MATERIAL SHOWN:
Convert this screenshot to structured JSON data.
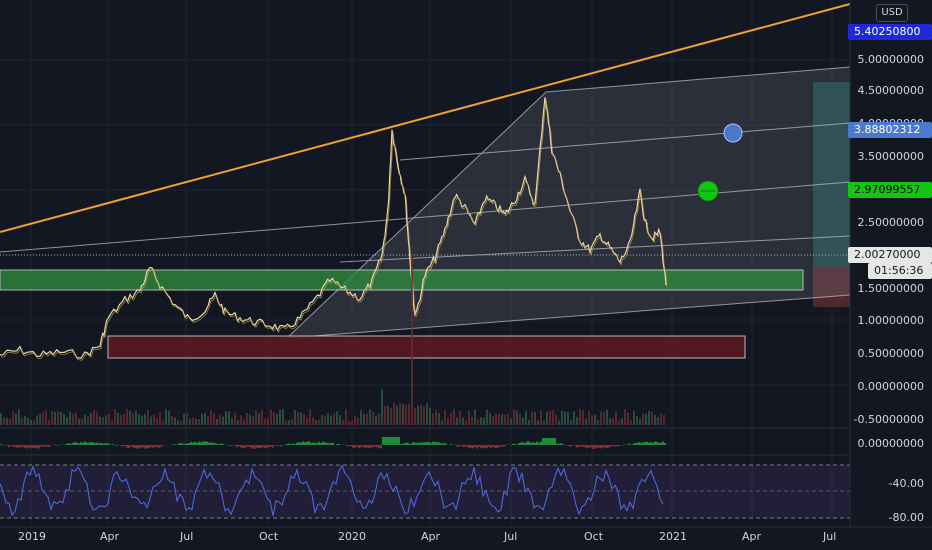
{
  "currency_button": "USD",
  "price_axis": {
    "labels": [
      "5.00000000",
      "4.50000000",
      "4.00000000",
      "3.50000000",
      "2.50000000",
      "1.50000000",
      "1.00000000",
      "0.50000000",
      "0.00000000",
      "-0.50000000"
    ]
  },
  "price_tags": {
    "top": "5.40250800",
    "blue": "3.88802312",
    "green": "2.97099557",
    "last": "2.00270000",
    "countdown": "01:56:36"
  },
  "indicator_axis": {
    "macd_zero": "0.00000000",
    "rsi_minus40": "-40.00",
    "rsi_minus80": "-80.00"
  },
  "time_axis": [
    "2019",
    "Apr",
    "Jul",
    "Oct",
    "2020",
    "Apr",
    "Jul",
    "Oct",
    "2021",
    "Apr",
    "Jul"
  ],
  "colors": {
    "background": "#131722",
    "candle_line": "#e8d9b0",
    "trendline": "#f0a030",
    "support_zone": "#2e8b3e",
    "demand_zone": "#5a1a24",
    "rsi_line": "#4a6ad8",
    "blue_tag": "#3a78d8",
    "green_tag": "#10c010"
  }
}
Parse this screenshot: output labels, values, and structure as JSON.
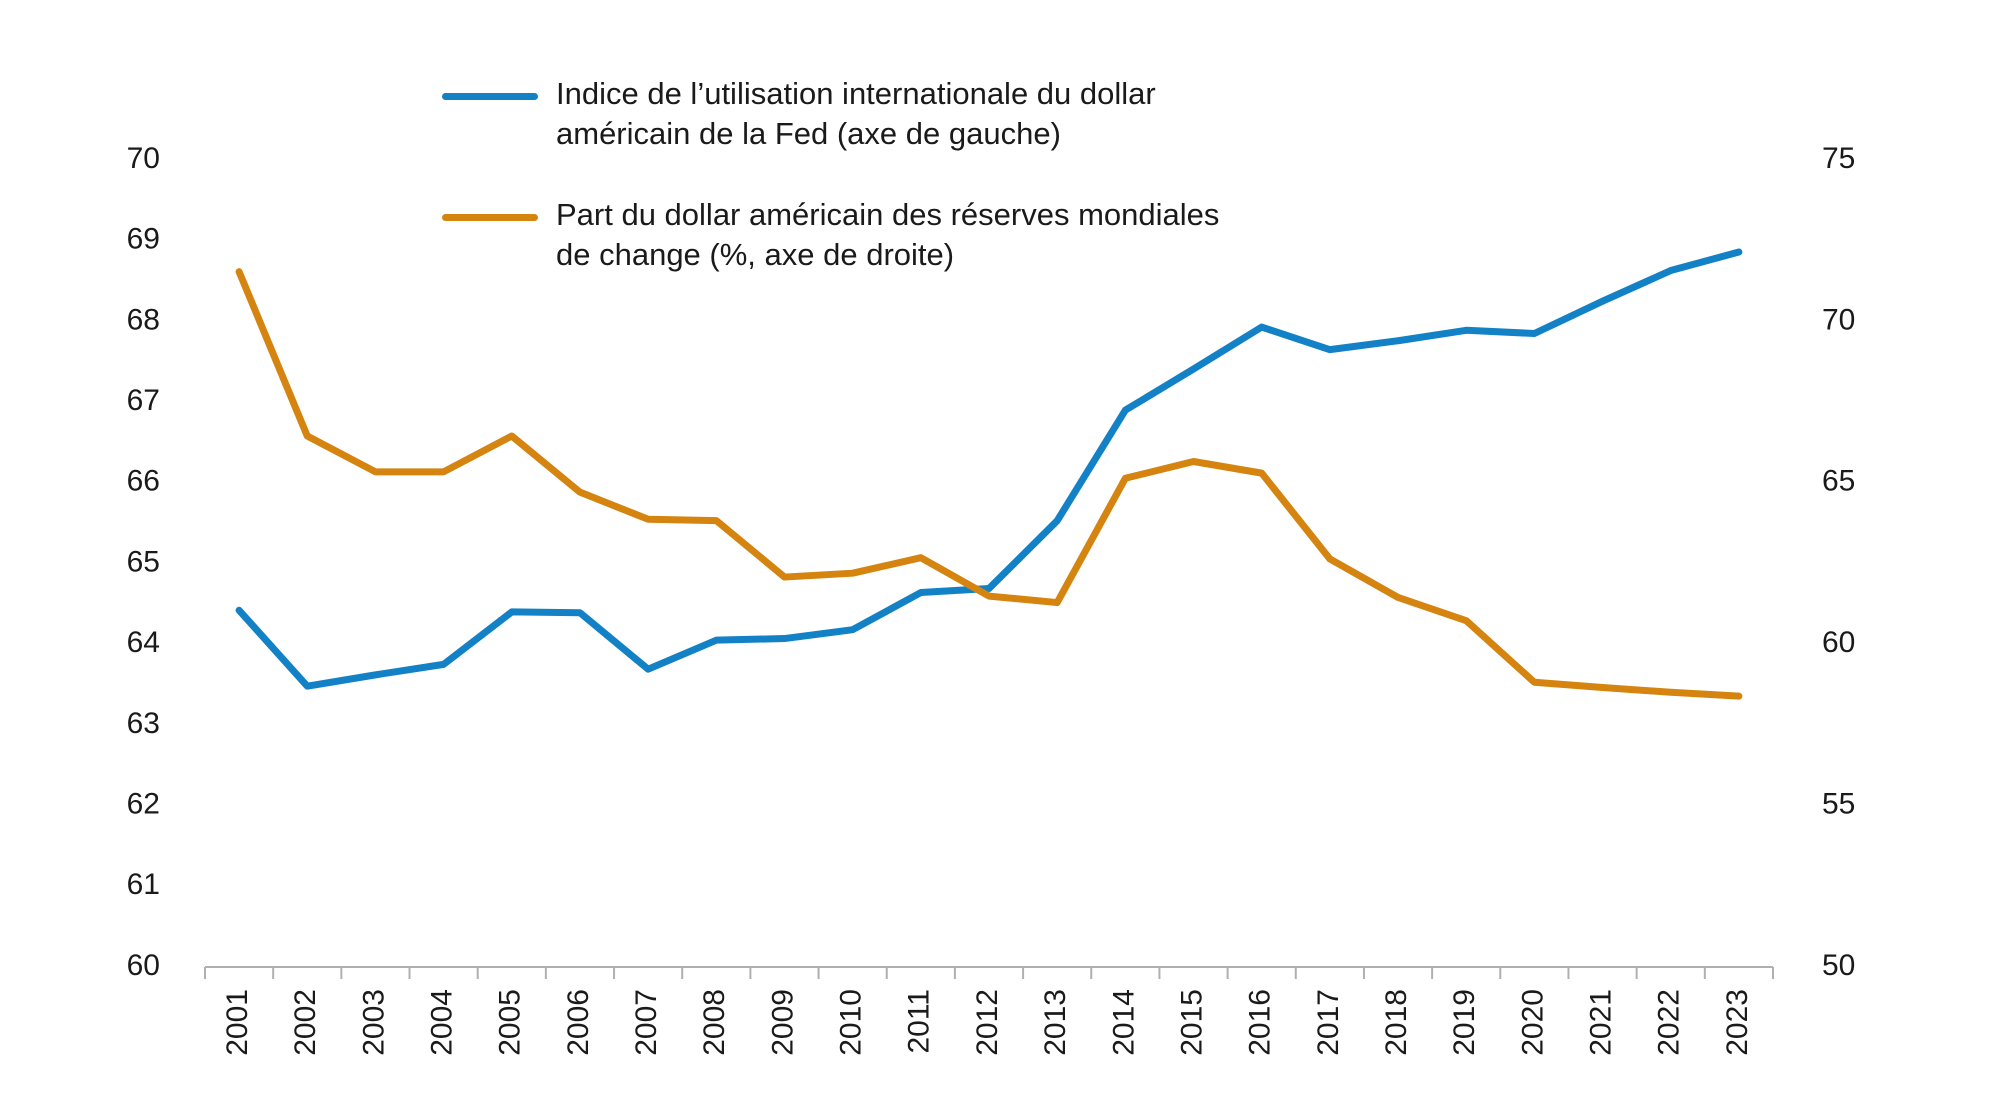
{
  "chart_data": {
    "type": "line",
    "categories": [
      "2001",
      "2002",
      "2003",
      "2004",
      "2005",
      "2006",
      "2007",
      "2008",
      "2009",
      "2010",
      "2011",
      "2012",
      "2013",
      "2014",
      "2015",
      "2016",
      "2017",
      "2018",
      "2019",
      "2020",
      "2021",
      "2022",
      "2023"
    ],
    "series": [
      {
        "name": "Indice de l’utilisation internationale du dollar américain de la Fed (axe de gauche)",
        "color": "#1281c6",
        "values": [
          64.42,
          63.48,
          63.62,
          63.75,
          64.4,
          64.39,
          63.69,
          64.05,
          64.07,
          64.18,
          64.64,
          64.69,
          65.53,
          66.9,
          67.41,
          67.93,
          67.65,
          67.76,
          67.89,
          67.85,
          68.25,
          68.63,
          68.86
        ]
      },
      {
        "name": "Part du dollar américain des réserves mondiales de change (%, axe de droite)",
        "color": "#d4840f",
        "axis": "y2",
        "values": [
          71.54,
          66.45,
          65.34,
          65.34,
          66.45,
          64.71,
          63.87,
          63.83,
          62.08,
          62.2,
          62.68,
          61.49,
          61.29,
          65.14,
          65.66,
          65.3,
          62.64,
          61.45,
          60.73,
          58.82,
          58.66,
          58.51,
          58.39
        ]
      }
    ],
    "ylim": [
      60,
      70
    ],
    "yticks": [
      60,
      61,
      62,
      63,
      64,
      65,
      66,
      67,
      68,
      69,
      70
    ],
    "y2lim": [
      50,
      75
    ],
    "y2ticks": [
      50,
      55,
      60,
      65,
      70,
      75
    ],
    "grid": false
  }
}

TASK OBJECTIVE: Repeat all of the entries word for word, but omit the pictures.

CORRECT RESULT:
Convert this screenshot to structured JSON data.
{
  "currency_button": "USD",
  "price_axis": {
    "labels": [
      "5.00000000",
      "4.50000000",
      "4.00000000",
      "3.50000000",
      "2.50000000",
      "1.50000000",
      "1.00000000",
      "0.50000000",
      "0.00000000",
      "-0.50000000"
    ]
  },
  "price_tags": {
    "top": "5.40250800",
    "blue": "3.88802312",
    "green": "2.97099557",
    "last": "2.00270000",
    "countdown": "01:56:36"
  },
  "indicator_axis": {
    "macd_zero": "0.00000000",
    "rsi_minus40": "-40.00",
    "rsi_minus80": "-80.00"
  },
  "time_axis": [
    "2019",
    "Apr",
    "Jul",
    "Oct",
    "2020",
    "Apr",
    "Jul",
    "Oct",
    "2021",
    "Apr",
    "Jul"
  ],
  "colors": {
    "background": "#131722",
    "candle_line": "#e8d9b0",
    "trendline": "#f0a030",
    "support_zone": "#2e8b3e",
    "demand_zone": "#5a1a24",
    "rsi_line": "#4a6ad8",
    "blue_tag": "#3a78d8",
    "green_tag": "#10c010"
  }
}
Parse this screenshot: output labels, values, and structure as JSON.
{
  "chart_data": {
    "type": "line",
    "categories": [
      "2001",
      "2002",
      "2003",
      "2004",
      "2005",
      "2006",
      "2007",
      "2008",
      "2009",
      "2010",
      "2011",
      "2012",
      "2013",
      "2014",
      "2015",
      "2016",
      "2017",
      "2018",
      "2019",
      "2020",
      "2021",
      "2022",
      "2023"
    ],
    "series": [
      {
        "name": "Indice de l’utilisation internationale du dollar américain de la Fed (axe de gauche)",
        "color": "#1281c6",
        "values": [
          64.42,
          63.48,
          63.62,
          63.75,
          64.4,
          64.39,
          63.69,
          64.05,
          64.07,
          64.18,
          64.64,
          64.69,
          65.53,
          66.9,
          67.41,
          67.93,
          67.65,
          67.76,
          67.89,
          67.85,
          68.25,
          68.63,
          68.86
        ]
      },
      {
        "name": "Part du dollar américain des réserves mondiales de change (%, axe de droite)",
        "color": "#d4840f",
        "axis": "y2",
        "values": [
          71.54,
          66.45,
          65.34,
          65.34,
          66.45,
          64.71,
          63.87,
          63.83,
          62.08,
          62.2,
          62.68,
          61.49,
          61.29,
          65.14,
          65.66,
          65.3,
          62.64,
          61.45,
          60.73,
          58.82,
          58.66,
          58.51,
          58.39
        ]
      }
    ],
    "ylim": [
      60,
      70
    ],
    "yticks": [
      60,
      61,
      62,
      63,
      64,
      65,
      66,
      67,
      68,
      69,
      70
    ],
    "y2lim": [
      50,
      75
    ],
    "y2ticks": [
      50,
      55,
      60,
      65,
      70,
      75
    ],
    "grid": false
  }
}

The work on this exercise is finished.